Supplied information.
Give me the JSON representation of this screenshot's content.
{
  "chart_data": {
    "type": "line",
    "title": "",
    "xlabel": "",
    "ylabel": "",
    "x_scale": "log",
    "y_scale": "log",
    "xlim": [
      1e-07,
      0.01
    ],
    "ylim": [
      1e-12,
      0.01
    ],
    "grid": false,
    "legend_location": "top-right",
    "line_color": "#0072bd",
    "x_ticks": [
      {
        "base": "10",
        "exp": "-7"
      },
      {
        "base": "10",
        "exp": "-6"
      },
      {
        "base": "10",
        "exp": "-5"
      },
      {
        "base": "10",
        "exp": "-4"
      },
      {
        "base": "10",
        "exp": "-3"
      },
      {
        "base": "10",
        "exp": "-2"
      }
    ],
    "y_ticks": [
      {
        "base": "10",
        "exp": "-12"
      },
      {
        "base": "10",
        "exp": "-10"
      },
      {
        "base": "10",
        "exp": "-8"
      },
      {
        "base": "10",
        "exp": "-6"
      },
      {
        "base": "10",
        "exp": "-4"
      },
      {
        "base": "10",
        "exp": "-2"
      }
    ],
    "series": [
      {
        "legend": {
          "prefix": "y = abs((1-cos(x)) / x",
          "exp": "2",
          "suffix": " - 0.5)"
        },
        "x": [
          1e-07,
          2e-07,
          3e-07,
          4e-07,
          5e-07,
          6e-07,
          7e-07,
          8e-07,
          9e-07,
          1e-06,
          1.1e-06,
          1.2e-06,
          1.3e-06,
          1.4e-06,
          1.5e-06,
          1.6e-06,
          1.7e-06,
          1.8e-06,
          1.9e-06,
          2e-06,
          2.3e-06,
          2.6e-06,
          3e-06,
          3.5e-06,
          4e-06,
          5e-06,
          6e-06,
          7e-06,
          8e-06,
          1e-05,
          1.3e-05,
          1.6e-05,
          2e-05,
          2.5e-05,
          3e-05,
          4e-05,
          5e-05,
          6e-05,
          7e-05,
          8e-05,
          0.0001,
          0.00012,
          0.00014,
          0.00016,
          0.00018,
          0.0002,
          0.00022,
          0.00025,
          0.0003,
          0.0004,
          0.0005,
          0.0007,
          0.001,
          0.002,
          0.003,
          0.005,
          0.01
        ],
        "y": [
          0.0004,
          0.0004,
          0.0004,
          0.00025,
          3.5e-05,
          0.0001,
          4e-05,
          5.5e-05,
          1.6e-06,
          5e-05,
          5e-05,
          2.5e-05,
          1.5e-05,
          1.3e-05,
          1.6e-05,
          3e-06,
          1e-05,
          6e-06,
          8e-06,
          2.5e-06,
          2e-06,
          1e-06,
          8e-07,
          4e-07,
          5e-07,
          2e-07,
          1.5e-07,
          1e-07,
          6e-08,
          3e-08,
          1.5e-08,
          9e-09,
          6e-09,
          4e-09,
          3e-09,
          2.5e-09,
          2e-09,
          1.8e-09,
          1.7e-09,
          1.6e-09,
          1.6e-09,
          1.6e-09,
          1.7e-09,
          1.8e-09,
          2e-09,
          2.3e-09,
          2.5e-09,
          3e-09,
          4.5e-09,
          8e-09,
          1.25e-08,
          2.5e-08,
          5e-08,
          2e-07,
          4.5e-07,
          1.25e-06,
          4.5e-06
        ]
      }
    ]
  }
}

What you have to do. From the preceding material, extract every line exactly.

Completed exercise.
Give me the JSON representation of this screenshot's content.
{
  "chart_data": {
    "type": "line",
    "title": "",
    "xlabel": "",
    "ylabel": "",
    "x_scale": "log",
    "y_scale": "log",
    "xlim": [
      1e-07,
      0.01
    ],
    "ylim": [
      1e-12,
      0.01
    ],
    "grid": false,
    "legend_location": "top-right",
    "line_color": "#0072bd",
    "x_ticks": [
      {
        "base": "10",
        "exp": "-7"
      },
      {
        "base": "10",
        "exp": "-6"
      },
      {
        "base": "10",
        "exp": "-5"
      },
      {
        "base": "10",
        "exp": "-4"
      },
      {
        "base": "10",
        "exp": "-3"
      },
      {
        "base": "10",
        "exp": "-2"
      }
    ],
    "y_ticks": [
      {
        "base": "10",
        "exp": "-12"
      },
      {
        "base": "10",
        "exp": "-10"
      },
      {
        "base": "10",
        "exp": "-8"
      },
      {
        "base": "10",
        "exp": "-6"
      },
      {
        "base": "10",
        "exp": "-4"
      },
      {
        "base": "10",
        "exp": "-2"
      }
    ],
    "series": [
      {
        "legend": {
          "prefix": "y = abs((1-cos(x)) / x",
          "exp": "2",
          "suffix": " - 0.5)"
        },
        "x": [
          1e-07,
          2e-07,
          3e-07,
          4e-07,
          5e-07,
          6e-07,
          7e-07,
          8e-07,
          9e-07,
          1e-06,
          1.1e-06,
          1.2e-06,
          1.3e-06,
          1.4e-06,
          1.5e-06,
          1.6e-06,
          1.7e-06,
          1.8e-06,
          1.9e-06,
          2e-06,
          2.3e-06,
          2.6e-06,
          3e-06,
          3.5e-06,
          4e-06,
          5e-06,
          6e-06,
          7e-06,
          8e-06,
          1e-05,
          1.3e-05,
          1.6e-05,
          2e-05,
          2.5e-05,
          3e-05,
          4e-05,
          5e-05,
          6e-05,
          7e-05,
          8e-05,
          0.0001,
          0.00012,
          0.00014,
          0.00016,
          0.00018,
          0.0002,
          0.00022,
          0.00025,
          0.0003,
          0.0004,
          0.0005,
          0.0007,
          0.001,
          0.002,
          0.003,
          0.005,
          0.01
        ],
        "y": [
          0.0004,
          0.0004,
          0.0004,
          0.00025,
          3.5e-05,
          0.0001,
          4e-05,
          5.5e-05,
          1.6e-06,
          5e-05,
          5e-05,
          2.5e-05,
          1.5e-05,
          1.3e-05,
          1.6e-05,
          3e-06,
          1e-05,
          6e-06,
          8e-06,
          2.5e-06,
          2e-06,
          1e-06,
          8e-07,
          4e-07,
          5e-07,
          2e-07,
          1.5e-07,
          1e-07,
          6e-08,
          3e-08,
          1.5e-08,
          9e-09,
          6e-09,
          4e-09,
          3e-09,
          2.5e-09,
          2e-09,
          1.8e-09,
          1.7e-09,
          1.6e-09,
          1.6e-09,
          1.6e-09,
          1.7e-09,
          1.8e-09,
          2e-09,
          2.3e-09,
          2.5e-09,
          3e-09,
          4.5e-09,
          8e-09,
          1.25e-08,
          2.5e-08,
          5e-08,
          2e-07,
          4.5e-07,
          1.25e-06,
          4.5e-06
        ]
      }
    ]
  }
}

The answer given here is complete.